> **OBJECTIVE**:
Please list all lines of the material below in which the string "PEÑAGRANDE" occurs.

>> START GIVEN ENTRIES

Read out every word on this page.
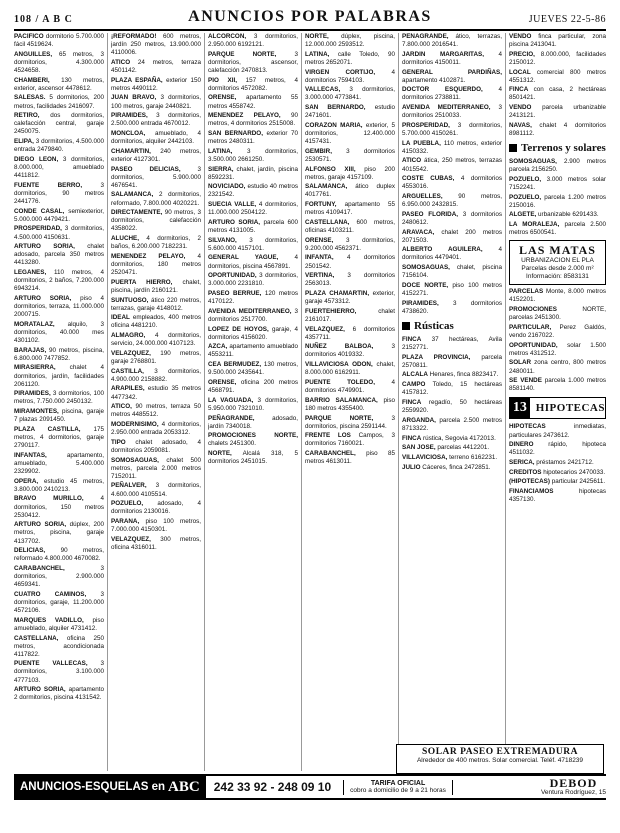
108 / A B C	ANUNCIOS POR PALABRAS	JUEVES 22-5-86

PACIFICO dormitorio 5.700.000 fácil 4519624.

ANGUILLES, 65 metros, 3 dormitorios, 4.300.000 4524658.

CHAMBERI, 130 metros, exterior, ascensor 4478612.

SALESAS. 5 dormitorios, 200 metros, facilidades 2416097.

RETIRO, dos dormitorios, calefacción central, garaje 2450075.

ELIPA, 3 dormitorios, 4.500.000 entrada 2479840.

DIEGO LEON, 3 dormitorios, 8.000.000, amueblado 4411812.

FUENTE BERRO,	3 dormitorios, 90 metros 2441776.

CONDE CASAL, semiexterior, 5.000.000 4479421.

PROSPERIDAD, 3 dormitorios, 4.500.000 4150631.

ARTURO SORIA, chalet adosado, parcela 350 metros 4413280.

LEGANES, 110 metros, 4 dormitorios, 2 baños, 7.200.000 6943214.

ARTURO SORIA, piso 4 dormitorios, terraza, 11.000.000 2000715.

MORATALAZ, alquilo, 3 dormitorios, 40.000 mes 4301102.

BARAJAS, 90 metros, piscina, 6.800.000 7477852.

MIRASIERRA, chalet 4 dormitorios, jardín, facilidades 2061120.

PIRAMIDES, 3 dormitorios, 100 metros, 7.750.000 2450132.

MIRAMONTES, piscina, garaje 7 plazas 2091450.

PLAZA CASTILLA, 175 metros, 4 dormitorios, garaje 2790117.

INFANTAS,	apartamento, amueblado, 5.400.000 2329902.

OPERA, estudio 45 metros, 3.800.000 2410213.

BRAVO MURILLO,	4 dormitorios, 150 metros 2530412.

ARTURO SORIA, dúplex, 200 metros, piscina, garaje 4137702.

DELICIAS, 90 metros, reformado 4.800.000 4670082.

CARABANCHEL,	3 dormitorios, 2.900.000 4659341.

CUATRO CAMINOS, 3 dormitorios, garaje, 11.200.000 4572106.

MARQUES VADILLO, piso amueblado, alquiler 4731412.

CASTELLANA, oficina 250 metros, acondicionada 4117822.

PUENTE VALLECAS, 3 dormitorios, 3.100.000 4777103.

ARTURO SORIA, apartamento 2 dormitorios, piscina 4131542.

¡REFORMADO! 600 metros, jardín 250 metros, 13.900.000 4110006.

ATICO 24 metros, terraza 4501142.

PLAZA ESPAÑA, exterior 150 metros 4490112.

JUAN BRAVO, 3 dormitorios, 100 metros, garaje 2440821.

PIRAMIDES, 3 dormitorios, 2.500.000 entrada 4670012.

MONCLOA, amueblado, 4 dormitorios, alquiler 2442103.

CHAMARTIN, 240 metros, exterior 4127301.

PASEO DELICIAS,	3 dormitorios, 5.900.000 4676541.

SALAMANCA, 2 dormitorios, reformado, 7.800.000 4020221.

DIRECTAMENTE, 90 metros, 3 dormitorios, calefacción 4358022.

ALUCHE, 4 dormitorios, 2 baños, 6.200.000 7182231.

MENENDEZ PELAYO, 4 dormitorios, 180 metros 2520471.

PUERTA HIERRO, chalet, piscina, jardín 2160121.

SUNTUOSO, ático 220 metros, terrazas, garaje 4148012.

IDEAL empleados, 400 metros oficina 4481210.

ALMAGRO, 4 dormitorios, servicio, 24.000.000 4107123.

VELAZQUEZ, 190 metros, garaje 2768801.

CASTILLA, 3 dormitorios, 4.900.000 2158882.

ARAPILES, estudio 35 metros 4477342.

ATICO, 90 metros, terraza 50 metros 4485512.

MODERNISIMO, 4 dormitorios, 2.950.000 entrada 2053312.

TIPO chalet adosado, 4 dormitorios 2059081.

SOMOSAGUAS, chalet 500 metros, parcela 2.000 metros 7152011.

PEÑALVER, 3 dormitorios, 4.600.000 4105514.

POZUELO, adosado, 4 dormitorios 2130016.

PARANA, piso 100 metros, 7.000.000 4150301.

VELAZQUEZ, 300 metros, oficina 4316011.

ALCORCON, 3 dormitorios, 2.950.000 6192121.

PARQUE NORTE,	3 dormitorios, ascensor, calefacción 2470813.

PIO XII, 157 metros, 4 dormitorios 4572082.

ORENSE, apartamento 55 metros 4558742.

MENENDEZ PELAYO, 90 metros, 4 dormitorios 2515008.

SAN BERNARDO, exterior 70 metros 2480311.

LATINA, 3 dormitorios, 3.500.000 2661250.

SIERRA, chalet, jardín, piscina 8592231.

NOVICIADO, estudio 40 metros 2321542.

SUECIA VALLE, 4 dormitorios, 11.000.000 2504122.

ARTURO SORIA, parcela 600 metros 4131005.

SILVANO, 3 dormitorios, 5.600.000 4157101.

GENERAL YAGUE,	4 dormitorios, piscina 4567891.

OPORTUNIDAD, 3 dormitorios, 3.000.000 2231810.

PASEO BERRUE, 120 metros 4170122.

AVENIDA MEDITERRANEO, 3 dormitorios 2517700.

LOPEZ DE HOYOS, garaje, 4 dormitorios 4156020.

AZCA, apartamento amueblado 4553211.

CEA BERMUDEZ, 130 metros, 9.500.000 2435641.

ORENSE, oficina 200 metros 4568791.

LA VAGUADA, 3 dormitorios, 5.950.000 7321010.

PEÑAGRANDE,	adosado, jardín 7340018.

PROMOCIONES NORTE, chalets 2451300.

NORTE, Alcalá 318, 5 dormitorios 2451015.

NORTE, dúplex, piscina, 12.000.000 2593512.

LATINA, calle Toledo, 90 metros 2652071.

VIRGEN CORTIJO,	4 dormitorios 7594103.

VALLECAS, 3 dormitorios, 3.000.000 4773841.

SAN BERNARDO, estudio 2471601.

CORAZON MARIA, exterior, 5 dormitorios, 12.400.000 4157431.

GEMBIR, 3 dormitorios 2530571.

ALFONSO XIII, piso 200 metros, garaje 4157109.

SALAMANCA, ático duplex 4017761.

FORTUNY, apartamento 55 metros 4109417.

CASTELLANA, 600 metros, oficinas 4103211.

ORENSE, 3 dormitorios, 9.200.000 4562371.

INFANTA, 4 dormitorios 2501542.

VERTINA, 3 dormitorios 2563013.

PLAZA CHAMARTIN, exterior, garaje 4573312.

FUERTEHIERRO,	chalet 2161017.

VELAZQUEZ, 6 dormitorios 4357711.

NUÑEZ BALBOA,	3 dormitorios 4019332.

VILLAVICIOSA ODON, chalet, 8.000.000 6162911.

PUENTE TOLEDO,	4 dormitorios 4749901.

BARRIO SALAMANCA, piso 180 metros 4355400.

PARQUE NORTE,	3 dormitorios, piscina 2591144.

FRENTE LOS Campos, 3 dormitorios 7160021.

CARABANCHEL, piso 85 metros 4613011.

PEÑAGRANDE, ático, terrazas, 7.800.000 2016541.

JARDIN MARGARITAS, 4 dormitorios 4150011.

GENERAL PARDIÑAS, apartamento 4102871.

DOCTOR ESQUERDO,	4 dormitorios 2738811.

AVENIDA MEDITERRANEO, 3 dormitorios 2510033.

PROSPERIDAD, 3 dormitorios, 5.700.000 4150261.

LA PUEBLA, 110 metros, exterior 4150332.

ATICO ática, 250 metros, terrazas 4015542.

COSTE CUBAS, 4 dormitorios 4553016.

ARGUELLES, 90 metros, 6.950.000 2432815.

PASEO FLORIDA, 3 dormitorios 2480612.

ARAVACA, chalet 200 metros 2071503.

ALBERTO AGUILERA,	4 dormitorios 4479401.

SOMOSAGUAS, chalet, piscina 7156104.

DOCE NORTE, piso 100 metros 4152271.

PIRAMIDES, 3 dormitorios 4738620.

Rústicas

FINCA 37 hectáreas, Avila 2152771.

PLAZA PROVINCIA, parcela 2570811.

ALCALA Henares, finca 8823417.

CAMPO Toledo, 15 hectáreas 4157812.

FINCA regadío, 50 hectáreas 2559920.

ARGANDA, parcela 2.500 metros 8713322.

FINCA rústica, Segovia 4172013.

SAN JOSE, parcelas 4412201.

VILLAVICIOSA, terreno 6162231.

JULIO Cáceres, finca 2472851.

VENDO finca particular, zona piscina 2413041.

PRECIO, 8.000.000, facilidades 2150012.

LOCAL comercial 800 metros 4551312.

FINCA con casa, 2 hectáreas 8501421.

VENDO parcela urbanizable 2413121.

NAVAS, chalet 4 dormitorios 8981112.

Terrenos y solares

SOMOSAGUAS, 2.900 metros parcela 2156250.

POZUELO, 3.000 metros solar 7152241.

POZUELO, parcela 1.200 metros 2150016.

ALGETE, urbanizable 6291433.

LA MORALEJA, parcela 2.500 metros 6500541.

LAS MATAS
URBANIZACION EL PLA
Parcelas desde 2.000 m²
Información: 8583131

PARCELAS Monte, 8.000 metros 4152201.

PROMOCIONES	NORTE, parcelas 2451300.

PARTICULAR, Perez Galdós, vendo 2167022.

OPORTUNIDAD, solar 1.500 metros 4312512.

SOLAR zona centro, 800 metros 2480011.

SE VENDE parcela 1.000 metros 8581140.

13 HIPOTECAS

HIPOTECAS	inmediatas, particulares 2473612.

DINERO rápido, hipoteca 4511032.

SERICA, préstamos 2421712.

CREDITOS hipotecarios 2470033.

(HIPOTECAS) particular 2425611.

FINANCIAMOS	hipotecas 4357130.

SOLAR PASEO EXTREMADURA
Alrededor de 400 metros. Solar comercial. Teléf. 4718239
ANUNCIOS-ESQUELAS en ABC 242 33 92 - 248 09 10	TARIFA OFICIAL
cobro a domicilio de 9 a 21 horas
DEBOD
Ventura Rodríguez, 15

>> END GIVEN ENTRIES

> **FINISHED ANSWER**:
PEÑAGRANDE,	adosado, jardín 7340018.
PEÑAGRANDE, ático, terrazas, 7.800.000 2016541.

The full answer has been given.